> **PROBLEM REQUIREMENTS**:
Bring together all lines of the material below that contain the string "Price".

> **GIVEN DATA**:
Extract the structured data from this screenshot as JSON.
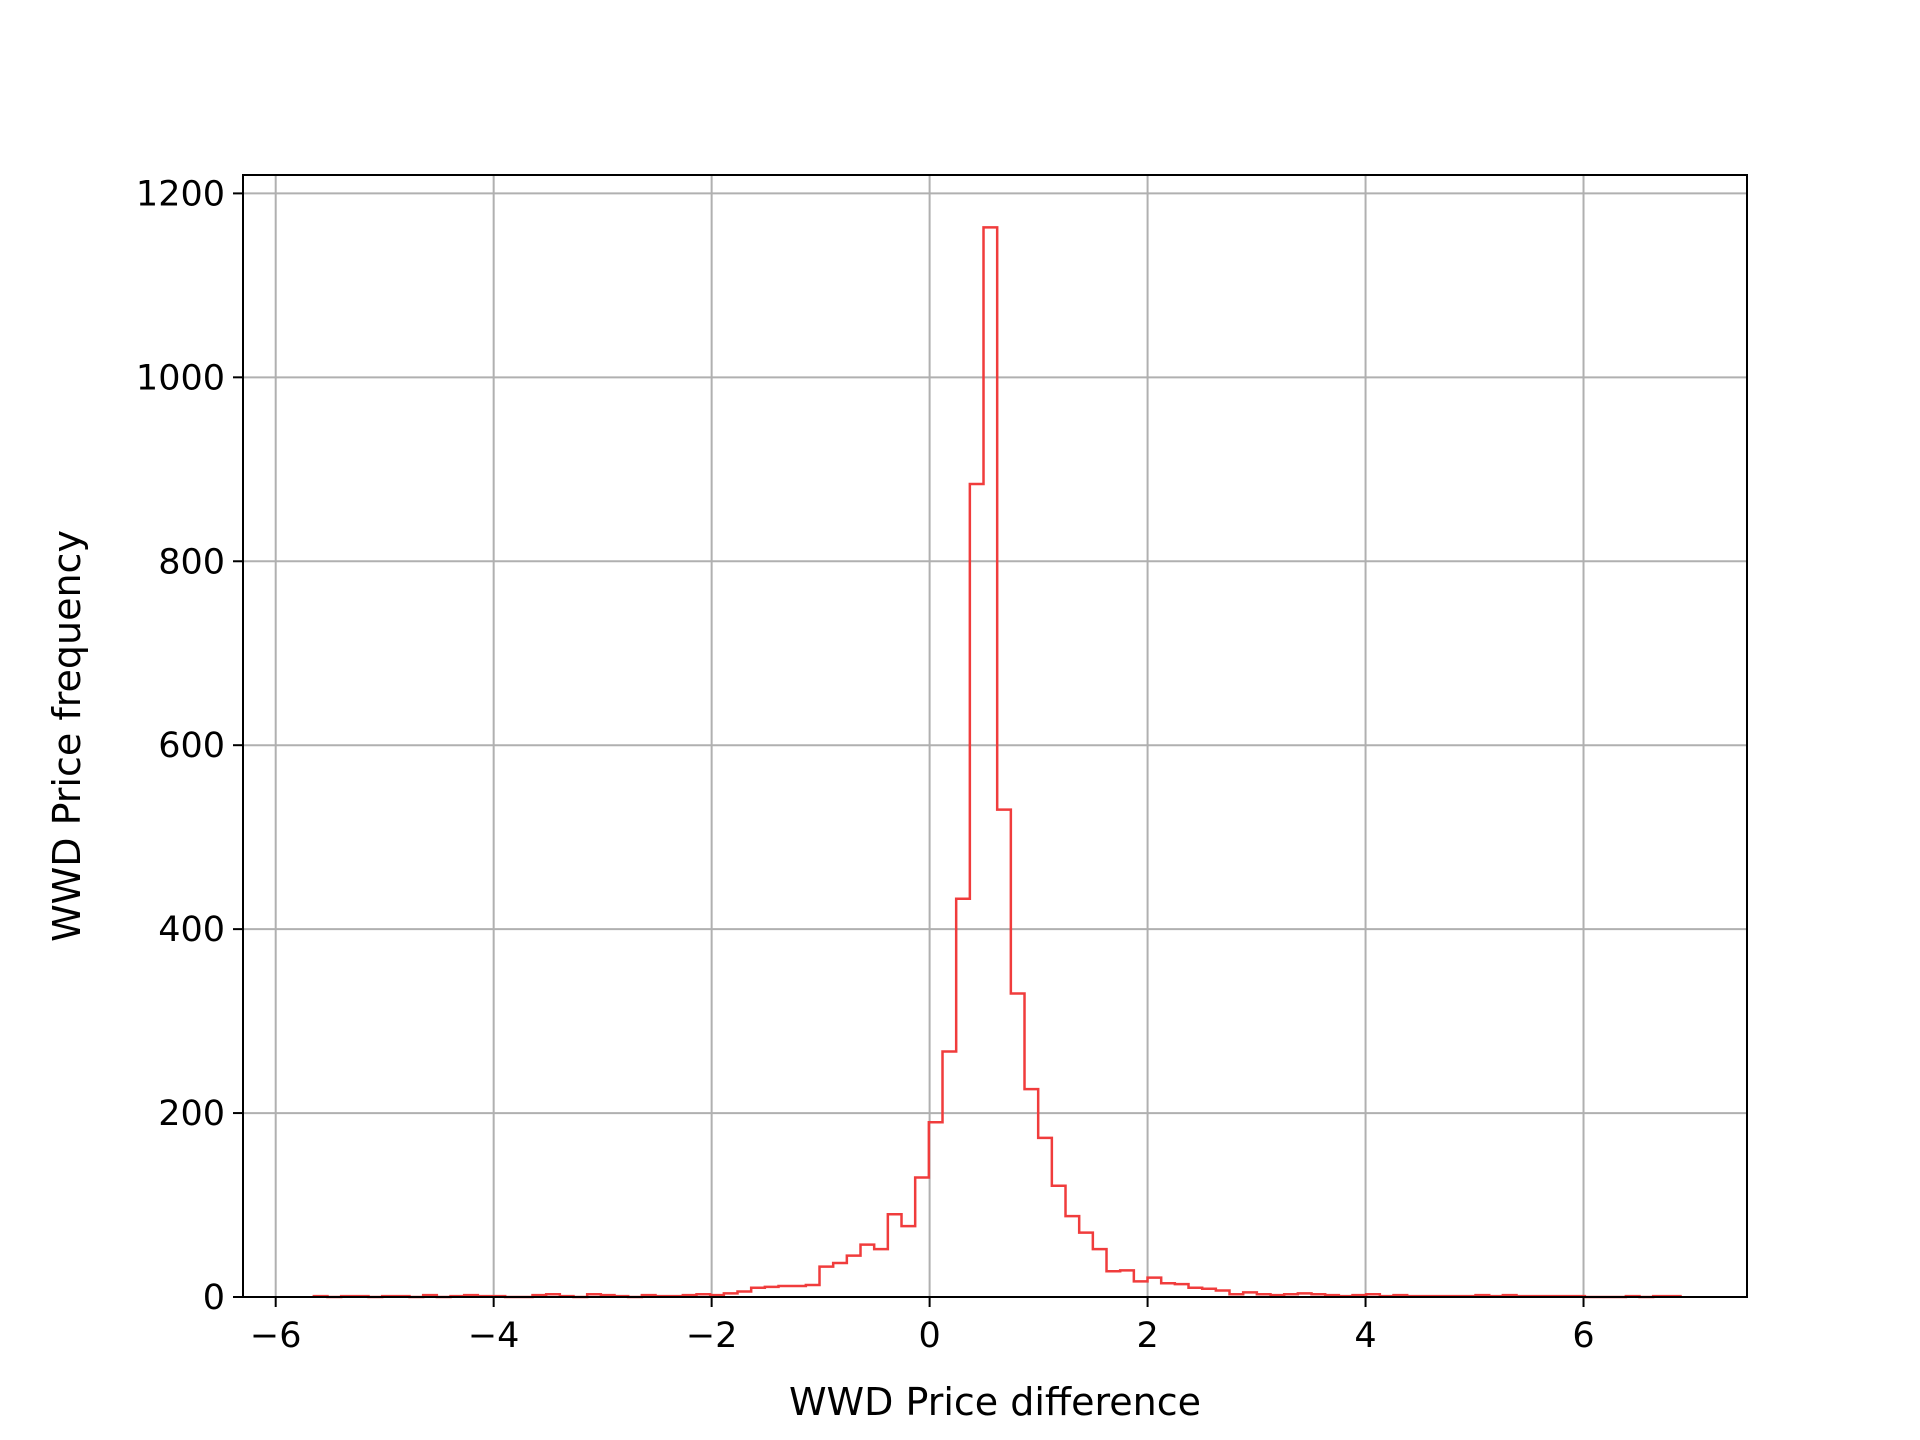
{
  "chart_data": {
    "type": "histogram",
    "title": "",
    "xlabel": "WWD Price difference",
    "ylabel": "WWD Price frequency",
    "xlim": [
      -6.3,
      7.5
    ],
    "ylim": [
      0,
      1220
    ],
    "grid": true,
    "histtype": "step",
    "color": "#f03c3c",
    "x_ticks": [
      {
        "value": -6,
        "label": "−6"
      },
      {
        "value": -4,
        "label": "−4"
      },
      {
        "value": -2,
        "label": "−2"
      },
      {
        "value": 0,
        "label": "0"
      },
      {
        "value": 2,
        "label": "2"
      },
      {
        "value": 4,
        "label": "4"
      },
      {
        "value": 6,
        "label": "6"
      }
    ],
    "y_ticks": [
      {
        "value": 0,
        "label": "0"
      },
      {
        "value": 200,
        "label": "200"
      },
      {
        "value": 400,
        "label": "400"
      },
      {
        "value": 600,
        "label": "600"
      },
      {
        "value": 800,
        "label": "800"
      },
      {
        "value": 1000,
        "label": "1000"
      },
      {
        "value": 1200,
        "label": "1200"
      }
    ],
    "bin_start": -5.65,
    "bin_width": 0.1254,
    "counts": [
      1,
      0,
      1,
      1,
      0,
      1,
      1,
      0,
      2,
      0,
      1,
      2,
      1,
      1,
      0,
      0,
      2,
      3,
      1,
      0,
      3,
      2,
      1,
      0,
      2,
      1,
      1,
      2,
      3,
      2,
      4,
      6,
      10,
      11,
      12,
      12,
      13,
      33,
      37,
      45,
      57,
      52,
      90,
      77,
      130,
      190,
      267,
      433,
      884,
      1163,
      530,
      330,
      226,
      173,
      121,
      88,
      70,
      52,
      28,
      29,
      17,
      21,
      15,
      14,
      10,
      9,
      7,
      3,
      5,
      3,
      2,
      3,
      4,
      3,
      2,
      1,
      2,
      3,
      1,
      2,
      1,
      1,
      1,
      1,
      1,
      2,
      1,
      2,
      1,
      1,
      1,
      1,
      1,
      0,
      0,
      0,
      1,
      0,
      1,
      1
    ]
  }
}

> **RESPONSE**:
    "xlabel": "WWD Price difference",
    "ylabel": "WWD Price frequency",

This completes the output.